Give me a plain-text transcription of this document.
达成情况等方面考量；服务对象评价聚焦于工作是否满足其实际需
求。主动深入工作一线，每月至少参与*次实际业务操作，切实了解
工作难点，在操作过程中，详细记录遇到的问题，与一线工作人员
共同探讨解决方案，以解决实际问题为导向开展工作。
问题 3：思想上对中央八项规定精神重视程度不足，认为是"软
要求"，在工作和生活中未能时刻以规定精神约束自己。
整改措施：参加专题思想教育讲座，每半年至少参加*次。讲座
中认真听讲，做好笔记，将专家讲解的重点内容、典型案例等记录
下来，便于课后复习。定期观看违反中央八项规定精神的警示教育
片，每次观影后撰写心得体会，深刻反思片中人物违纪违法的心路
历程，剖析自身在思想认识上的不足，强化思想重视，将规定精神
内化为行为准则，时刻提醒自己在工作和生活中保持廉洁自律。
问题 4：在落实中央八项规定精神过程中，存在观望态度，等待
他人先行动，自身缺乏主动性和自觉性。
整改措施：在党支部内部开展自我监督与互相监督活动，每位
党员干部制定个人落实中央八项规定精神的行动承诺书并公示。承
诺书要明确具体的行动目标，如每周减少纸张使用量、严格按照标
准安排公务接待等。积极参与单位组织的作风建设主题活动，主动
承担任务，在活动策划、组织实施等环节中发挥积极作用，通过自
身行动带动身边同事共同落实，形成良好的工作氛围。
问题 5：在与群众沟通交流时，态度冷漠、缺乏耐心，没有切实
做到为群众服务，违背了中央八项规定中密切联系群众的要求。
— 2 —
|---|
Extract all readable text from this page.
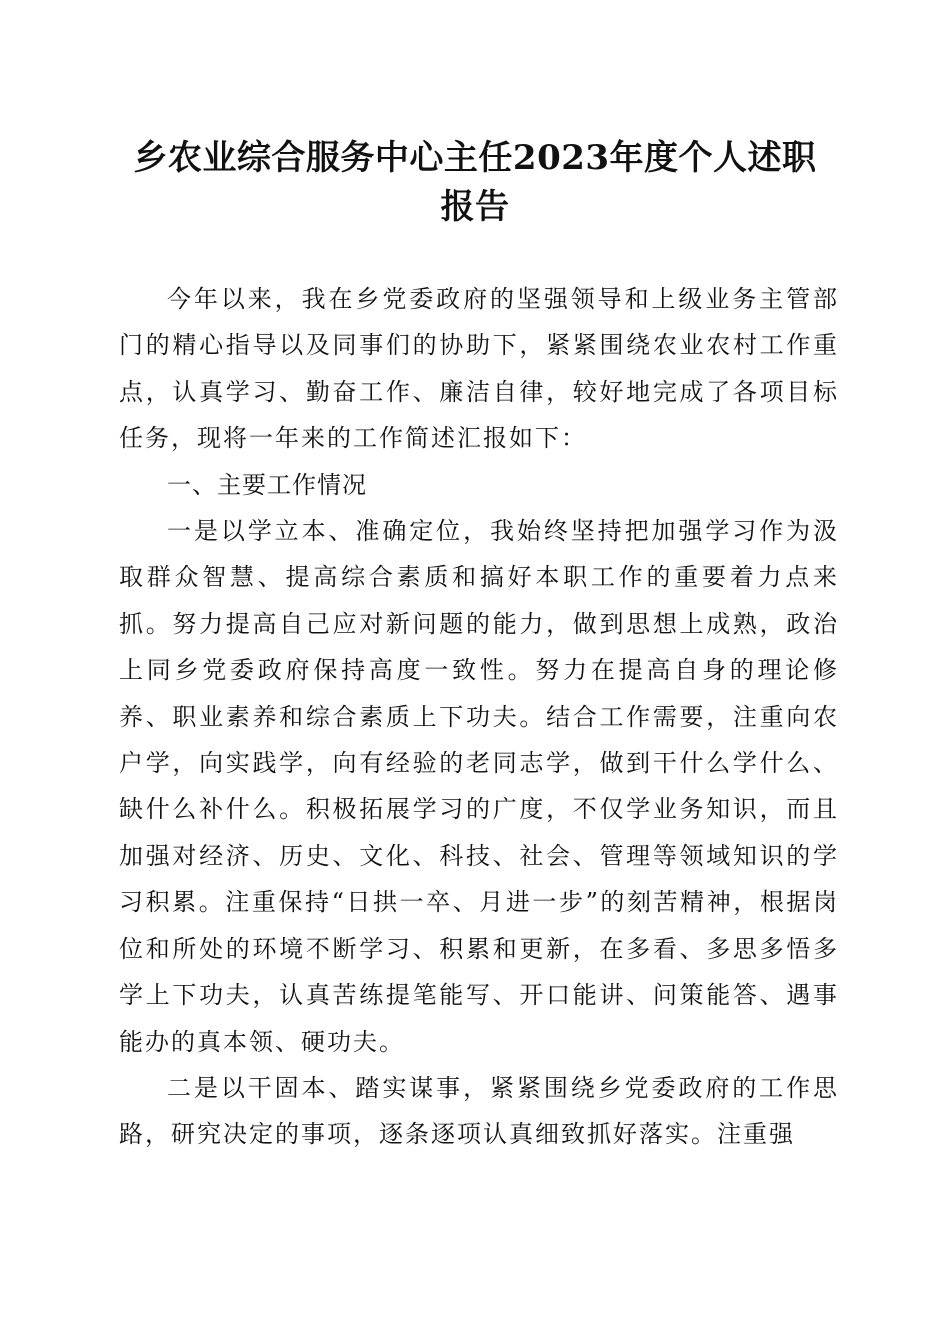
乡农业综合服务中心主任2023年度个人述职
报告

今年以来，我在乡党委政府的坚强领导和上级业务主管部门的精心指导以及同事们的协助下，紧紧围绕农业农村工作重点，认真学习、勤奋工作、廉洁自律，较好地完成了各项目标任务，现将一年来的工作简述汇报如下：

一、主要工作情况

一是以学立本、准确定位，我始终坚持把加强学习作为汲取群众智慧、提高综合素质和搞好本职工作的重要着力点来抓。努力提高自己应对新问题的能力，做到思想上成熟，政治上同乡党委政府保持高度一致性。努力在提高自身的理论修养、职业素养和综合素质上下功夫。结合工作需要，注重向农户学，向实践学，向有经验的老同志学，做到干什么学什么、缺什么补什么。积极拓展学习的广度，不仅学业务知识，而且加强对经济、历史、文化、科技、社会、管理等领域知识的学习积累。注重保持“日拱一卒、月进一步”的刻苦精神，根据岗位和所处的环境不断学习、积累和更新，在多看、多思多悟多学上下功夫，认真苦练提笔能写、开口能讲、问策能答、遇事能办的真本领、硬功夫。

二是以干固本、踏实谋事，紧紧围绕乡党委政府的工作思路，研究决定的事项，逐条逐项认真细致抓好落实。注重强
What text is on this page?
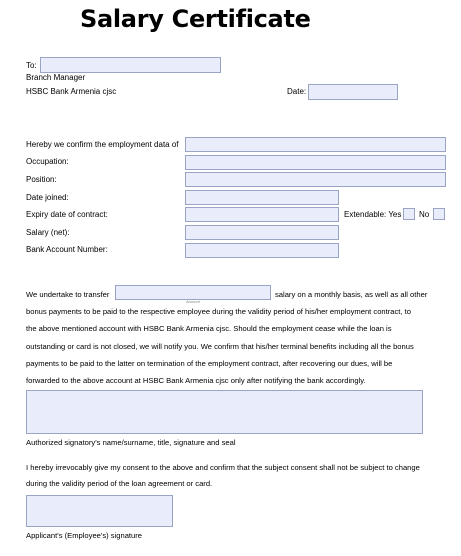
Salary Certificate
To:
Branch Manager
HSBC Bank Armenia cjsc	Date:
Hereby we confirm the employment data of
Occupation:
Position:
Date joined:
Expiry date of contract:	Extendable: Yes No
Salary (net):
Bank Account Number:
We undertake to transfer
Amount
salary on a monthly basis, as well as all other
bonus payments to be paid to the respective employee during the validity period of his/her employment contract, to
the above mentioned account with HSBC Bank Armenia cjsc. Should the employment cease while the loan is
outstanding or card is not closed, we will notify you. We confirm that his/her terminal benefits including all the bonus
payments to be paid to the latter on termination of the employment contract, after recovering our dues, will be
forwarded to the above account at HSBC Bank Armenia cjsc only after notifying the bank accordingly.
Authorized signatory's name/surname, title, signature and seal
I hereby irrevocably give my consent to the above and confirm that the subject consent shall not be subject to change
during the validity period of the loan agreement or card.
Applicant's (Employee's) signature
|---|
(PROBLEM DETAILS): Check every line of the data above for the string "validity", and copy those that have it.

(RESPONSE FOR THIS EXERCISE):
bonus payments to be paid to the respective employee during the validity period of his/her employment contract, to
during the validity period of the loan agreement or card.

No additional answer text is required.